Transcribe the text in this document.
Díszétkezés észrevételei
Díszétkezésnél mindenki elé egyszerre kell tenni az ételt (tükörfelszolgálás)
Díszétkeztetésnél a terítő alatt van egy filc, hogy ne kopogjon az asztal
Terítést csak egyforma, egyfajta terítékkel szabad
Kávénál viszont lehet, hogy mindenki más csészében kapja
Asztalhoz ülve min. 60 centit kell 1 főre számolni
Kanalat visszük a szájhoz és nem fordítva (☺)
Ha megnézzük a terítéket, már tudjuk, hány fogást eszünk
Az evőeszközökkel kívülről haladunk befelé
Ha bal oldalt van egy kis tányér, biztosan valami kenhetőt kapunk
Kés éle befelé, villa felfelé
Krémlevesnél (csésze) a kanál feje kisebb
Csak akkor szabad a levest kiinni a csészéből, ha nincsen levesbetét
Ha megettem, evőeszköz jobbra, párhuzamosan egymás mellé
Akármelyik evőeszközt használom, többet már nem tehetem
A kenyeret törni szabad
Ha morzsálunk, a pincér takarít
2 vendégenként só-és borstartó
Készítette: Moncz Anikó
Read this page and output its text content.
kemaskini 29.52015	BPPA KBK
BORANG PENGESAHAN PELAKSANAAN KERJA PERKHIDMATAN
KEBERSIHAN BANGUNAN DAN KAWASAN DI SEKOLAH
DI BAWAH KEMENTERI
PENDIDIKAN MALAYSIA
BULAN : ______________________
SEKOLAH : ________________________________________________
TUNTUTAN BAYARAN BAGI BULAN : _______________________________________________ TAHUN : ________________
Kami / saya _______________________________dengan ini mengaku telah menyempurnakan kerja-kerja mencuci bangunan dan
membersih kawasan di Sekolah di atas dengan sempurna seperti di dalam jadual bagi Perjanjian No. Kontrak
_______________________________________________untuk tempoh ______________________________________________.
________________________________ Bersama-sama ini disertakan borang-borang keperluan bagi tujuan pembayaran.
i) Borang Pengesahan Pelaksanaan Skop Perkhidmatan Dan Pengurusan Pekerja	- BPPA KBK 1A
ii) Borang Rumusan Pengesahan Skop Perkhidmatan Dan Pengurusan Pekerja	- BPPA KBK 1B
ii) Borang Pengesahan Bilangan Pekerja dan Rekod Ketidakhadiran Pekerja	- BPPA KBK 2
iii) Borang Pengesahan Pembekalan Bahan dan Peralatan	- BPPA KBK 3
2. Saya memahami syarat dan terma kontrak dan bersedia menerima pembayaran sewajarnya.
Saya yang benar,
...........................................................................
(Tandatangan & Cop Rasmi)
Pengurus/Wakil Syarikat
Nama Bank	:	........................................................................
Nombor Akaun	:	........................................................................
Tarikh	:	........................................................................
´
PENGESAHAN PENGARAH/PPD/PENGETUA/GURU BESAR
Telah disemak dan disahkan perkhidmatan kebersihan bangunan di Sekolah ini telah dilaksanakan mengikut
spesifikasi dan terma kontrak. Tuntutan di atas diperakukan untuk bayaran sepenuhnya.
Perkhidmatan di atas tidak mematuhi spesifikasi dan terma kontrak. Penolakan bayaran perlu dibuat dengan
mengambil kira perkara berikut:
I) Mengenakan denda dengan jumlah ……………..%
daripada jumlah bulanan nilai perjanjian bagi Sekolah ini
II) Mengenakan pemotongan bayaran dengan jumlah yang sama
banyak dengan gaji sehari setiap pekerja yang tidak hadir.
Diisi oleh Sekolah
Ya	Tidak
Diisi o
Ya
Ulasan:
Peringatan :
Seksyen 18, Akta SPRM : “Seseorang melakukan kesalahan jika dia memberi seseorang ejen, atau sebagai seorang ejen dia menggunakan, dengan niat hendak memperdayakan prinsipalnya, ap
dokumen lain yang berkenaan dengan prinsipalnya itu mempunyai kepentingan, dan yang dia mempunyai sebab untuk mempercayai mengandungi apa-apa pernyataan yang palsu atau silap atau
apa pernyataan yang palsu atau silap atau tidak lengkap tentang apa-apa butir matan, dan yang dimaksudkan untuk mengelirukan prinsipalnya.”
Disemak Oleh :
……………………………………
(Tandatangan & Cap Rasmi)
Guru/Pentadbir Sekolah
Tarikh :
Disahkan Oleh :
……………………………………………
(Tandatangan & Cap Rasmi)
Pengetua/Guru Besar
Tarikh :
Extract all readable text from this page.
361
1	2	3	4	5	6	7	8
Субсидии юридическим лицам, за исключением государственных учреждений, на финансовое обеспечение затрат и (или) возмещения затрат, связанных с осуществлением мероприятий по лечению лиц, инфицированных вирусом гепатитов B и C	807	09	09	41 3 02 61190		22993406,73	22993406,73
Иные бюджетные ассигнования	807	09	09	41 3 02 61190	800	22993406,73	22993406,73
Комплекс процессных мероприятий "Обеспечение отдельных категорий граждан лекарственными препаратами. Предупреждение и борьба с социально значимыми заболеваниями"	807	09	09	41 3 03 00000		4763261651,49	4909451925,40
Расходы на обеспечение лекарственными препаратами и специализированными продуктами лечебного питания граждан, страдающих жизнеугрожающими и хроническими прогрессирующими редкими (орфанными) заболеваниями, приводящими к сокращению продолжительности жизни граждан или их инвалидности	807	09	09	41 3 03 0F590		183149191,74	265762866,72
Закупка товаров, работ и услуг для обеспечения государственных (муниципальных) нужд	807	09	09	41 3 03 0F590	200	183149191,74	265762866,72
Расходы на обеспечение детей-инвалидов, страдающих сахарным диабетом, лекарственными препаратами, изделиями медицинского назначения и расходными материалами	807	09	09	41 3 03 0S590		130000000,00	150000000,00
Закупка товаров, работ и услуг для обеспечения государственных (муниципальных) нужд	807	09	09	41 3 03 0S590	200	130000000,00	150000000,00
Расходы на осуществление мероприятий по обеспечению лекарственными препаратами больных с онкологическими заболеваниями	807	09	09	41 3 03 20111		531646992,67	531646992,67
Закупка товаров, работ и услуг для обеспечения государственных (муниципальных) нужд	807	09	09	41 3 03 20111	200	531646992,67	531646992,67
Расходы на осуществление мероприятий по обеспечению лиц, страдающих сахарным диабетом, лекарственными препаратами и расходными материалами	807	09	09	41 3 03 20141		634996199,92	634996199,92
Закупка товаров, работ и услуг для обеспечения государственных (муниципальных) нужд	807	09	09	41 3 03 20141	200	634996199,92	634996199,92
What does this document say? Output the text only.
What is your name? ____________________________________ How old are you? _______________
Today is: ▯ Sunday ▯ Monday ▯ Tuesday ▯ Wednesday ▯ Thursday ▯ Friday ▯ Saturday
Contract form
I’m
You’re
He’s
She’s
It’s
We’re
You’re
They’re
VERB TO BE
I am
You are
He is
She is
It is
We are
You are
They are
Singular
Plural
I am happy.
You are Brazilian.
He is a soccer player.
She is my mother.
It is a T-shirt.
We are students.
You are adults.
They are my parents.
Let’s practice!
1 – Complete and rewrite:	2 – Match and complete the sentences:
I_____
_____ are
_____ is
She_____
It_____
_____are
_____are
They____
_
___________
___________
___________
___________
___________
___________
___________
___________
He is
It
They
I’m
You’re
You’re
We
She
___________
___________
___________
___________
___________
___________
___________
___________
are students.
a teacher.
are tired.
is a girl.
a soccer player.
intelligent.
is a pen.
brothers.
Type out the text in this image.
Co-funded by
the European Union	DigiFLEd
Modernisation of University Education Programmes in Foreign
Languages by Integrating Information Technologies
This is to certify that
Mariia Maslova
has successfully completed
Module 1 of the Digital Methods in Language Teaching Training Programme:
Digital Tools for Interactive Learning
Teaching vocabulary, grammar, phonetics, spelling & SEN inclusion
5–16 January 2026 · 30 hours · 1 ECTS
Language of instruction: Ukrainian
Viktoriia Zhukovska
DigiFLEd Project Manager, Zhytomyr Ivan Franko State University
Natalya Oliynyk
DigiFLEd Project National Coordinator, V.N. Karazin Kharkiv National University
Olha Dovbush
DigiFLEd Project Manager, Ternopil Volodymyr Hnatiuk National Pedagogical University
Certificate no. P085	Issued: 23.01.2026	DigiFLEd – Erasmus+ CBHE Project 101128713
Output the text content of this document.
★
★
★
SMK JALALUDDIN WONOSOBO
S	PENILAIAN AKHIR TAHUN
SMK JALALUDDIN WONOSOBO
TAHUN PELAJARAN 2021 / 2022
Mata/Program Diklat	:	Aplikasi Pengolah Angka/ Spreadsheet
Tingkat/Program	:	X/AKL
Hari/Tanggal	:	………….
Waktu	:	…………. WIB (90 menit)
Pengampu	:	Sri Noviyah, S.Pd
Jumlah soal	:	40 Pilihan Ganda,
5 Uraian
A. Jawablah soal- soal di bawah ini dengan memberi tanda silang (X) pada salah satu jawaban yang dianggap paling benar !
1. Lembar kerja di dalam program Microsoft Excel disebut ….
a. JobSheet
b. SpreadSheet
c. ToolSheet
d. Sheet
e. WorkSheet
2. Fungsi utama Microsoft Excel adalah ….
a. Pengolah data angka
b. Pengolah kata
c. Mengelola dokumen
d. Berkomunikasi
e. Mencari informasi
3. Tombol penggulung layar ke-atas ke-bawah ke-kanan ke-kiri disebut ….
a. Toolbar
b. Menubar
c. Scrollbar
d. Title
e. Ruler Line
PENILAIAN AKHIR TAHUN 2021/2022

****************

### [JOB]
Collect the lines of the data that carry the word "befelé".

### [ANSWER TO THE TASK]
Az evőeszközökkel kívülről haladunk befelé
Kés éle befelé, villa felfelé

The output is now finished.